**Exercise:**
Return a copy of every line in the records that includes the word "document".

Stored data entries:
--------------------

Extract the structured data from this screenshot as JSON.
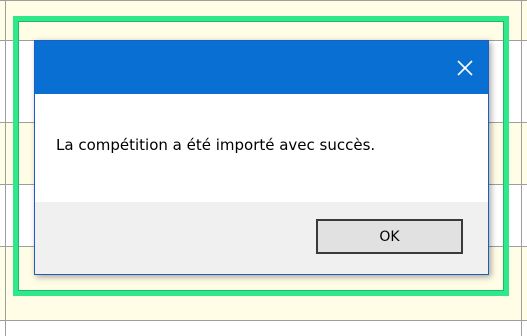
{
  "dialog": {
    "message": "La compétition a été importé avec succès.",
    "ok_label": "OK",
    "close_icon": "close-icon"
  },
  "colors": {
    "title_bar": "#0a6fd2",
    "highlight_frame": "#2ee88a",
    "button_area": "#f0f0f0",
    "background_row": "#fffde6"
  }
}
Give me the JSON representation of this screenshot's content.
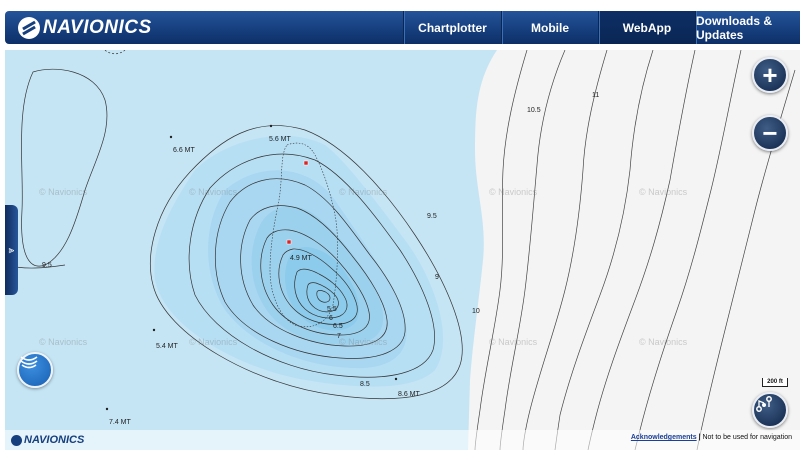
{
  "header": {
    "brand": "NAVIONICS",
    "tabs": [
      {
        "label": "Chartplotter",
        "active": false
      },
      {
        "label": "Mobile",
        "active": false
      },
      {
        "label": "WebApp",
        "active": true
      },
      {
        "label": "Downloads & Updates",
        "active": false
      }
    ]
  },
  "map": {
    "depth_labels": [
      "6.6 MT",
      "5.6 MT",
      "4.9 MT",
      "5.4 MT",
      "8.6 MT",
      "7.4 MT"
    ],
    "contour_labels": [
      "10.5",
      "11",
      "9.5",
      "9",
      "10",
      "9.5",
      "5.5",
      "6",
      "6.5",
      "7",
      "8.5"
    ],
    "watermark": "© Navionics",
    "scale_label": "200 ft",
    "colors": {
      "water_light": "#c5e5f5",
      "water_mid": "#a9d7f1",
      "water_deep": "#8ccbeb",
      "land": "#f4f4f4",
      "brand": "#163f7e"
    }
  },
  "controls": {
    "zoom_in": "+",
    "zoom_out": "−",
    "sidebar_toggle_icon": "chevron-right-icon",
    "sonar_icon": "sonar-icon",
    "route_icon": "route-icon"
  },
  "footer": {
    "brand": "NAVIONICS",
    "acknowledgements": "Acknowledgements",
    "separator": "|",
    "disclaimer": "Not to be used for navigation"
  }
}
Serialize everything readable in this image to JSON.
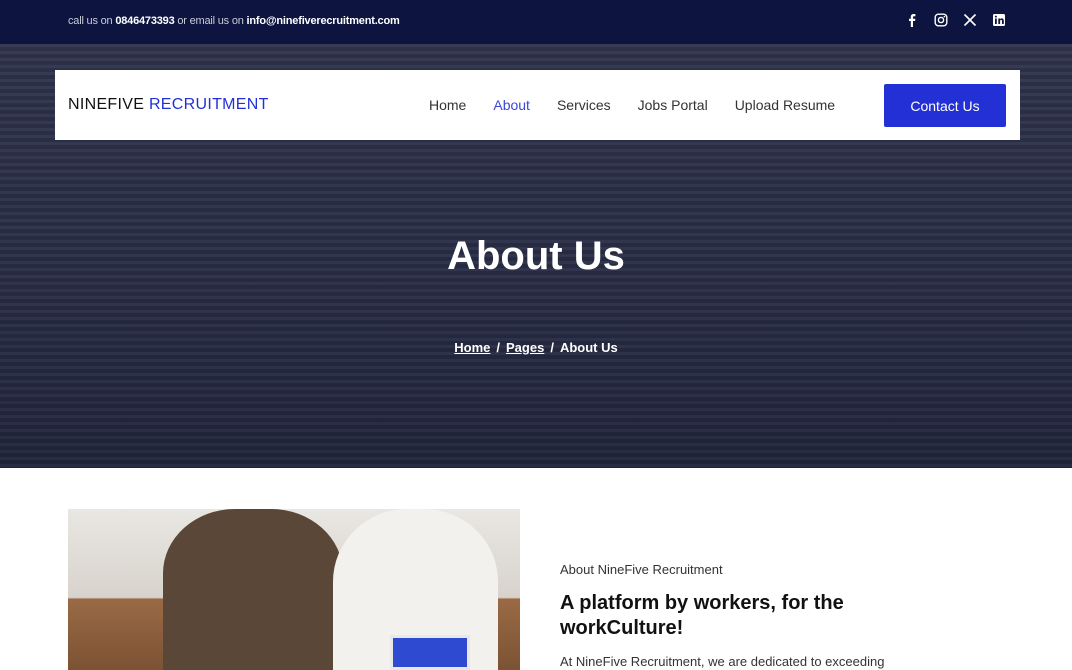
{
  "topbar": {
    "contact_prefix": "call us on ",
    "phone": "0846473393",
    "contact_mid": " or email us on ",
    "email": "info@ninefiverecruitment.com",
    "socials": [
      "facebook-icon",
      "instagram-icon",
      "x-icon",
      "linkedin-icon"
    ]
  },
  "logo": {
    "part1": "NINEFIVE ",
    "part2": "RECRUITMENT"
  },
  "nav": {
    "items": [
      "Home",
      "About",
      "Services",
      "Jobs Portal",
      "Upload Resume"
    ],
    "active": "About",
    "cta": "Contact Us"
  },
  "hero": {
    "title": "About Us",
    "breadcrumb": [
      "Home",
      "Pages",
      "About Us"
    ],
    "separator": "/"
  },
  "about": {
    "kicker": "About NineFive Recruitment",
    "heading": "A platform by workers, for the workCulture!",
    "text": "At NineFive Recruitment, we are dedicated to exceeding"
  },
  "colors": {
    "topbar": "#0d1440",
    "accent": "#2330d6",
    "active_link": "#3a47d9"
  }
}
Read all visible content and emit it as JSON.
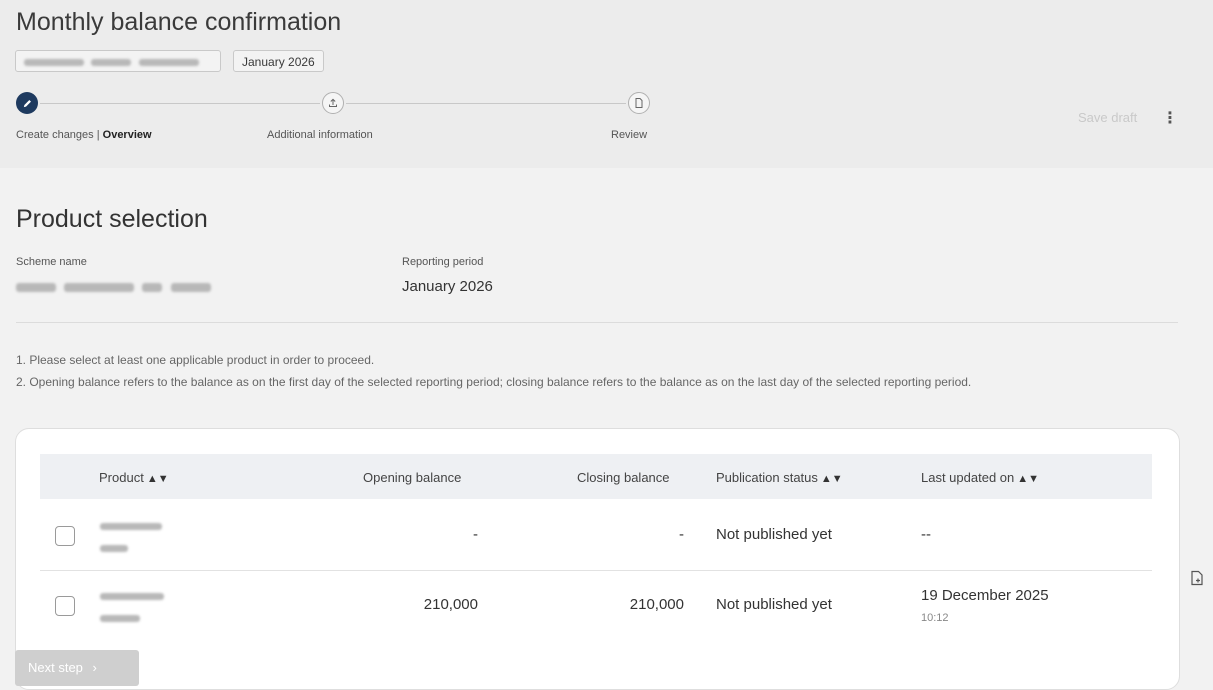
{
  "header": {
    "title": "Monthly balance confirmation",
    "period_chip": "January 2026",
    "save_draft": "Save draft",
    "more_icon": "kebab-menu-icon"
  },
  "stepper": {
    "steps": [
      {
        "label_prefix": "Create changes | ",
        "label_strong": "Overview",
        "icon": "pencil-icon",
        "state": "active"
      },
      {
        "label": "Additional information",
        "icon": "upload-icon",
        "state": "todo"
      },
      {
        "label": "Review",
        "icon": "document-icon",
        "state": "todo"
      }
    ]
  },
  "product_selection": {
    "title": "Product selection",
    "scheme_label": "Scheme name",
    "period_label": "Reporting period",
    "period_value": "January 2026",
    "notes": [
      "1. Please select at least one applicable product in order to proceed.",
      "2. Opening balance refers to the balance as on the first day of the selected reporting period; closing balance refers to the balance as on the last day of the selected reporting period."
    ]
  },
  "table": {
    "columns": [
      "Product",
      "Opening balance",
      "Closing balance",
      "Publication status",
      "Last updated on"
    ],
    "sortable_icon": "sort-icon",
    "rows": [
      {
        "opening": "-",
        "closing": "-",
        "status": "Not published yet",
        "updated": "--",
        "updated_time": ""
      },
      {
        "opening": "210,000",
        "closing": "210,000",
        "status": "Not published yet",
        "updated": "19 December 2025",
        "updated_time": "10:12"
      }
    ]
  },
  "footer": {
    "next_step": "Next step",
    "next_icon": "chevron-right-icon"
  },
  "side_tool_icon": "document-add-icon"
}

--------------------

**Task result:**
        "icon": "document-icon",
  "side_tool_icon": "document-add-icon"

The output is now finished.